**Stated task:** Which lines hold the word "text"? Copy each of them.

(Extracted data entries)
START
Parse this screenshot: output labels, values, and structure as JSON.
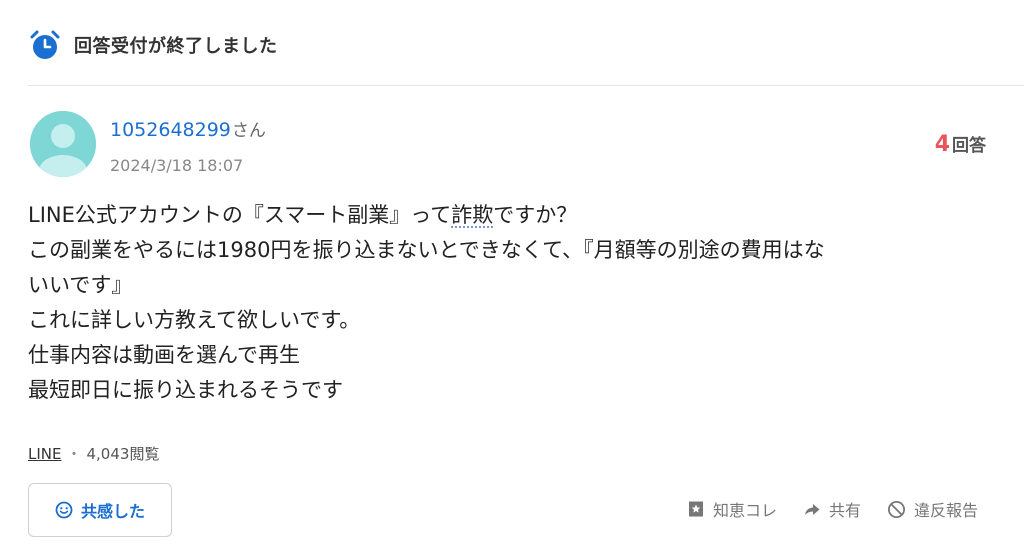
{
  "header": {
    "title": "回答受付が終了しました",
    "icon": "alarm-clock-icon"
  },
  "user": {
    "name": "1052648299",
    "suffix": "さん",
    "date": "2024/3/18 18:07",
    "avatar_color": "#7ed7d5"
  },
  "answers": {
    "count": "4",
    "unit": "回答",
    "count_color": "#e8565c"
  },
  "question": {
    "lines": [
      {
        "pre": "LINE公式アカウントの『スマート副業』って",
        "dotted": "詐欺",
        "post": "ですか？"
      },
      {
        "text": "この副業をやるには1980円を振り込まないとできなくて、『月額等の別途の費用はな"
      },
      {
        "text": "いいです』"
      },
      {
        "text": "これに詳しい方教えて欲しいです。"
      },
      {
        "text": "仕事内容は動画を選んで再生"
      },
      {
        "text": "最短即日に振り込まれるそうです"
      }
    ]
  },
  "meta": {
    "tag": "LINE",
    "separator": "・",
    "views": "4,043閲覧"
  },
  "actions": {
    "empathy_label": "共感した",
    "chiebukuro_label": "知恵コレ",
    "share_label": "共有",
    "report_label": "違反報告"
  },
  "colors": {
    "accent": "#1a6fd1",
    "text": "#222222",
    "muted": "#888888"
  }
}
END
**Result below:**
        "text": "この副業をやるには1980円を振り込まないとできなくて、『月額等の別途の費用はな"
        "text": "いいです』"
        "text": "これに詳しい方教えて欲しいです。"
        "text": "仕事内容は動画を選んで再生"
        "text": "最短即日に振り込まれるそうです"
    "text": "#222222",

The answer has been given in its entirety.